Data records
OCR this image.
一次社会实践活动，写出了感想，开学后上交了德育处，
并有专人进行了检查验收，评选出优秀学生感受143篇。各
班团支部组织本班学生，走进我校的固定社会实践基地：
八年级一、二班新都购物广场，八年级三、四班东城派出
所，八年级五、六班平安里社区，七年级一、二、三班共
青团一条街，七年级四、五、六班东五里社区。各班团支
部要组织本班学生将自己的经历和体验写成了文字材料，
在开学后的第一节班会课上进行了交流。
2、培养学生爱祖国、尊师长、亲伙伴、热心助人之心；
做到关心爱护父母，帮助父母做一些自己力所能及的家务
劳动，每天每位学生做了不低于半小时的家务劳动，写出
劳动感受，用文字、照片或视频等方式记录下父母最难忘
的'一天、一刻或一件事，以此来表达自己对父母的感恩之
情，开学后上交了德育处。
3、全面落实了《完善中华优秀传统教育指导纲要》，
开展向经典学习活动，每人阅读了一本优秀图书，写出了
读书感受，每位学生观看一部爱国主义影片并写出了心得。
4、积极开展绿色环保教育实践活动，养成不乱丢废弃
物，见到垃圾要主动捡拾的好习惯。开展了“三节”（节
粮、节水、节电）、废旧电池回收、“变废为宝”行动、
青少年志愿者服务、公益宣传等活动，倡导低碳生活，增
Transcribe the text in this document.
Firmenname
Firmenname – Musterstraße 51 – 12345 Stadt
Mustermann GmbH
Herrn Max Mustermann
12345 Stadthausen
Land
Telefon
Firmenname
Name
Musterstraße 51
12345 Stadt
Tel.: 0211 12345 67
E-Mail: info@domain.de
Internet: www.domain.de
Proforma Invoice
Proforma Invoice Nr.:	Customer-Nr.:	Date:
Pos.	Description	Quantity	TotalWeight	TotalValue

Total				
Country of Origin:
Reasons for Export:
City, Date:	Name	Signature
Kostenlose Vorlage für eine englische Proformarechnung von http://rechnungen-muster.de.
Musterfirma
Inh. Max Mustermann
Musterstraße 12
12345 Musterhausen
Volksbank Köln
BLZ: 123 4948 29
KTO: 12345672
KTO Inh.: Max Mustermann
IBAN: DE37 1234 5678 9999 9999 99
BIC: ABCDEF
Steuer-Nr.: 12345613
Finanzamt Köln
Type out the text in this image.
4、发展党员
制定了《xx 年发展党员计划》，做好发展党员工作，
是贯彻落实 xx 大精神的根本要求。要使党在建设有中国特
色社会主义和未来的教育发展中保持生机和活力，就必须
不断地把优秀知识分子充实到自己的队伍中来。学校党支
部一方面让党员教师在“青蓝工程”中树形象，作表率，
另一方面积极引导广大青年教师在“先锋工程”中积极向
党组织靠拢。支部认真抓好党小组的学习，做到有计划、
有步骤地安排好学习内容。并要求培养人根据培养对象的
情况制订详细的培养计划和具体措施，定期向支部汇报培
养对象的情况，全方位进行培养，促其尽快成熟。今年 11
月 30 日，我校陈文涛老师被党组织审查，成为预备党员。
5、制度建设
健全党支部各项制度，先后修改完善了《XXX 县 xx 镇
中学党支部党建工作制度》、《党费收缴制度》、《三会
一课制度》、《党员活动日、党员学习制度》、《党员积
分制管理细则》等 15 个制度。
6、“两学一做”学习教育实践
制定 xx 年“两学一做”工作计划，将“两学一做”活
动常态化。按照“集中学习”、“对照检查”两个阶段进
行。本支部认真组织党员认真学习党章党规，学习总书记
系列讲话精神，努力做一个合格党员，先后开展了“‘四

Do this
Using the listing, copy every line where the word "开学后上交了德育处" shows up.

Answer
一次社会实践活动，写出了感想，开学后上交了德育处，
情，开学后上交了德育处。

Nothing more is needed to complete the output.